_Request_: Select and reproduce each line of the listing below that bears the string "values".

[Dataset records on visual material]
** BEGIN **
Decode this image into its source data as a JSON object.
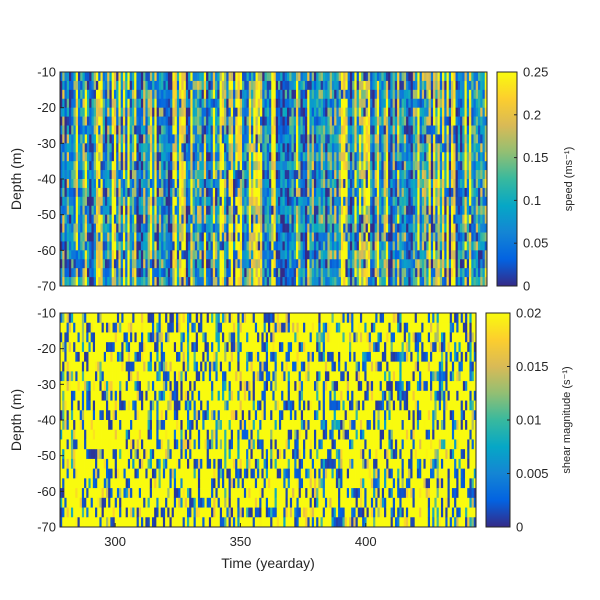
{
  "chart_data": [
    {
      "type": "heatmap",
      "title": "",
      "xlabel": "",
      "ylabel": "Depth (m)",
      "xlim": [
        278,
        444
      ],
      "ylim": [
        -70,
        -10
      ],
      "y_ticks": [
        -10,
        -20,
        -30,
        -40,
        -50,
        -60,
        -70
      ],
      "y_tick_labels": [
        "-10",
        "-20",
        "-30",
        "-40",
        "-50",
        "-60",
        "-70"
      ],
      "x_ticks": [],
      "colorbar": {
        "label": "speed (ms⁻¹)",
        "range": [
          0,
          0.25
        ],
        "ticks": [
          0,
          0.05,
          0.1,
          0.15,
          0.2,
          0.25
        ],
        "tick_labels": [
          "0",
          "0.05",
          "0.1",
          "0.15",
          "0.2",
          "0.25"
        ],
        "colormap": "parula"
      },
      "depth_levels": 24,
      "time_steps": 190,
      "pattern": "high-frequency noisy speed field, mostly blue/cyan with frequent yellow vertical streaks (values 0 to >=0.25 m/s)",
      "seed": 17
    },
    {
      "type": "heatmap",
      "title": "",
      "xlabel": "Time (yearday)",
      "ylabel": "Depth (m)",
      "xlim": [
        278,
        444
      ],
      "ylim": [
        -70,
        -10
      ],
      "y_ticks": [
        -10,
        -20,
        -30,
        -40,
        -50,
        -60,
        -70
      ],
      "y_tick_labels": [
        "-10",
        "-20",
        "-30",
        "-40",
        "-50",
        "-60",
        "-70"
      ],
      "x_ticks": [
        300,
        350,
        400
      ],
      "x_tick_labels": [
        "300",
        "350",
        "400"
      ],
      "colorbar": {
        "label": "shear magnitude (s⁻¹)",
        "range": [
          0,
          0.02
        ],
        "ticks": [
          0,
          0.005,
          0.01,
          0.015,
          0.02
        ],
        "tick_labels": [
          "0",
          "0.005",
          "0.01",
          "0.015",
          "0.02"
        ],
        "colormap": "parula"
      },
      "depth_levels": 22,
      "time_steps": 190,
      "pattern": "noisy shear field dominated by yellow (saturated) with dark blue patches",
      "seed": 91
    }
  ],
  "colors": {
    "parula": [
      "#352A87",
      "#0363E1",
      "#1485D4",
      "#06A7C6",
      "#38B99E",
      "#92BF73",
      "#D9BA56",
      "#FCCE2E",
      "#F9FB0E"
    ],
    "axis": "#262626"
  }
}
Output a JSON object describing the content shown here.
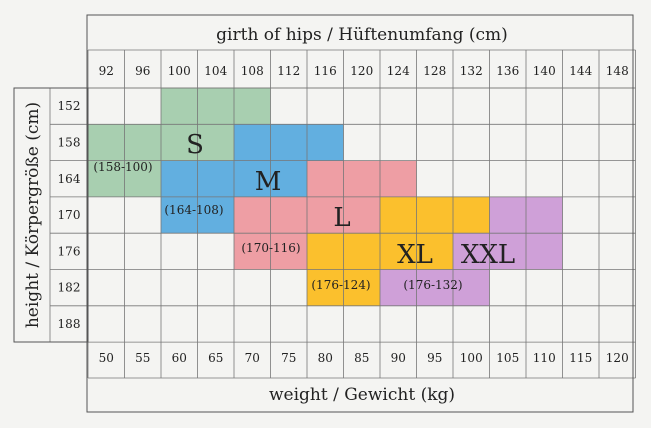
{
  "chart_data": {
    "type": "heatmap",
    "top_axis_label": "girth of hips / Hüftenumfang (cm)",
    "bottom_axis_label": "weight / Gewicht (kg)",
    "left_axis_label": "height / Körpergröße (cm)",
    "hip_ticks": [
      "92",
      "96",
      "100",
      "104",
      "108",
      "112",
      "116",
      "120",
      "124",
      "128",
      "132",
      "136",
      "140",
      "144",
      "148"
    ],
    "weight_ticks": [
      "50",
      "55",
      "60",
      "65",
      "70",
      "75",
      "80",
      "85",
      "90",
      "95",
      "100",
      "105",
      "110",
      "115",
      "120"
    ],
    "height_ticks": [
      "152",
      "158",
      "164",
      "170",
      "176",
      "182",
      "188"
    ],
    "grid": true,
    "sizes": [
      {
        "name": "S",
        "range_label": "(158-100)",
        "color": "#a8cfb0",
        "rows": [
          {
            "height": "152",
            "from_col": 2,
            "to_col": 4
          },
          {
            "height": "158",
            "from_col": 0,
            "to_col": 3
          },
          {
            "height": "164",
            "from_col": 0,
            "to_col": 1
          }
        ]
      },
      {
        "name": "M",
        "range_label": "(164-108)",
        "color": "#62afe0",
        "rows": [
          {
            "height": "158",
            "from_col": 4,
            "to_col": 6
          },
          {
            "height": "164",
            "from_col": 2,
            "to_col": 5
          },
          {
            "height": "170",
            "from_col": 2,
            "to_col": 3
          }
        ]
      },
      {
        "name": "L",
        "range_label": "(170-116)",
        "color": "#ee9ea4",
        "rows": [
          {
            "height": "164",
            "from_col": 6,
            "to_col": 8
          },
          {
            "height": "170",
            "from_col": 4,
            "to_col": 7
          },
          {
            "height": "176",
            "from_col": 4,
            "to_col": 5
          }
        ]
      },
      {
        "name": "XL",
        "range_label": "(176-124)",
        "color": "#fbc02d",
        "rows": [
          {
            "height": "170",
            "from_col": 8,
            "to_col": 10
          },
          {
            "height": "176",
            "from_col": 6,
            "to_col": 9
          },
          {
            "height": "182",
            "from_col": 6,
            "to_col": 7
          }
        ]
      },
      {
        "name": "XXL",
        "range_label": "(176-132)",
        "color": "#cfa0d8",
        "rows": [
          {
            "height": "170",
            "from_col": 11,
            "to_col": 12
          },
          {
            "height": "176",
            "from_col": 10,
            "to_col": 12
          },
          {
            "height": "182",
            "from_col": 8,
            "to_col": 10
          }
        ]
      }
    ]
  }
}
** END **
** BEGIN **
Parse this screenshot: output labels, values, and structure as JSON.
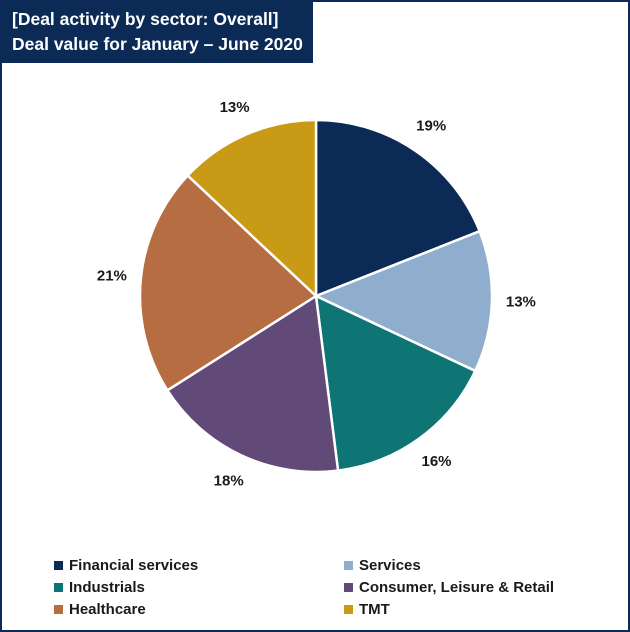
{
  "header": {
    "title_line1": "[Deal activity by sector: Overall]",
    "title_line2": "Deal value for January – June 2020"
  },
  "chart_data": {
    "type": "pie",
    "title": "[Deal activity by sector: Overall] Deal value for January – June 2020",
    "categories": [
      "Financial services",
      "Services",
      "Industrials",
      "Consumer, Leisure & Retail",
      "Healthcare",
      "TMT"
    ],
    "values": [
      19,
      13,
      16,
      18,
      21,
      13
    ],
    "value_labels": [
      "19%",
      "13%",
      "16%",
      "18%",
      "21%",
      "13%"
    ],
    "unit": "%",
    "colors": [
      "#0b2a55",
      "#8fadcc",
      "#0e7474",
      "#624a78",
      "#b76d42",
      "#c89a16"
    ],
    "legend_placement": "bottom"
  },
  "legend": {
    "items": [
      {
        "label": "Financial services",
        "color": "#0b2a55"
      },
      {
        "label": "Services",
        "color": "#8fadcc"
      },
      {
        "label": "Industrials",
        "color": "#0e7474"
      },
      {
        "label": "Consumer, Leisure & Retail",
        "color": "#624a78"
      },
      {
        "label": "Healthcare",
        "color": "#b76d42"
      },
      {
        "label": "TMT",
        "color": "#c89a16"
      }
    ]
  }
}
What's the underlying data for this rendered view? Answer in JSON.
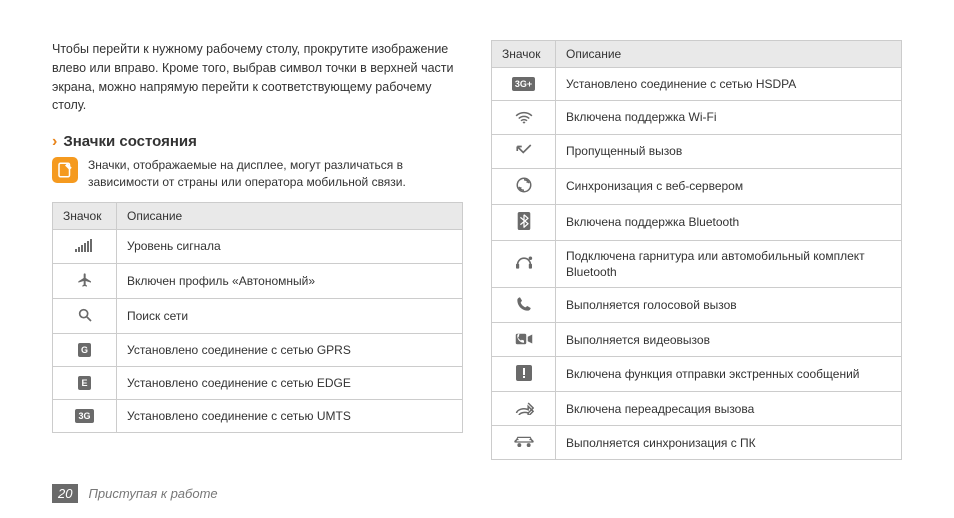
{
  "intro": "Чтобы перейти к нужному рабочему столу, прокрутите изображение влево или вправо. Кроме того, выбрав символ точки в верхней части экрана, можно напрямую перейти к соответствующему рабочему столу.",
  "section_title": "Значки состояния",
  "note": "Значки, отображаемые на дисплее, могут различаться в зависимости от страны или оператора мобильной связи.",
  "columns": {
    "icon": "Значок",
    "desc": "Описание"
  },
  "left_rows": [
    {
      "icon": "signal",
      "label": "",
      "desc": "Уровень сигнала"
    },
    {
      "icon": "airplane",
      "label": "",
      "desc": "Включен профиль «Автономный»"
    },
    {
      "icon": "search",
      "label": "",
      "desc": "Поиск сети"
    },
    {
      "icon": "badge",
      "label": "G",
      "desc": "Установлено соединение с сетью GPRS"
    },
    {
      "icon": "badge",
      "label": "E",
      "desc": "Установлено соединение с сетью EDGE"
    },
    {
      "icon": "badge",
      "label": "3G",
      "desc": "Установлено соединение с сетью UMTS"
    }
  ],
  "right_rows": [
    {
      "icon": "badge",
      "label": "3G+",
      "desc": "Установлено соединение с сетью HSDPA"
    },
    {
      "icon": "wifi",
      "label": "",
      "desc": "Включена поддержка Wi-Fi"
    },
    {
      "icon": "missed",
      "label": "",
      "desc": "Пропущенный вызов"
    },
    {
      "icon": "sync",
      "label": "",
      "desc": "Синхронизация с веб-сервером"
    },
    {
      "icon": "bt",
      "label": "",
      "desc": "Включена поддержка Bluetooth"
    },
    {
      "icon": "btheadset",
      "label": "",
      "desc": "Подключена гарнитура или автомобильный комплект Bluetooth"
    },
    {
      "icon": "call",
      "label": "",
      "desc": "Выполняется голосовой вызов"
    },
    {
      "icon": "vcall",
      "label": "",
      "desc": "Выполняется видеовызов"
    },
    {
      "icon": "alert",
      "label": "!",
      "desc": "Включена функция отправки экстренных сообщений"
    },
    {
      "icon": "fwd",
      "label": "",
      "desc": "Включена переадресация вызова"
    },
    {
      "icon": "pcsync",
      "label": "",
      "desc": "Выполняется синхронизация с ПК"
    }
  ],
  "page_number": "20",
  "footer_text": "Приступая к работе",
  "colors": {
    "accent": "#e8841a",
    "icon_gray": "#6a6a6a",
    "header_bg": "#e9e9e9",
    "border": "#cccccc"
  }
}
** END **
_The result_:
      "pattern": "high-frequency noisy speed field, mostly blue/cyan with frequent yellow vertical streaks (values 0 to >=0.25 m/s)",
Parse this screenshot: output labels, values, and structure as JSON.
    "values": [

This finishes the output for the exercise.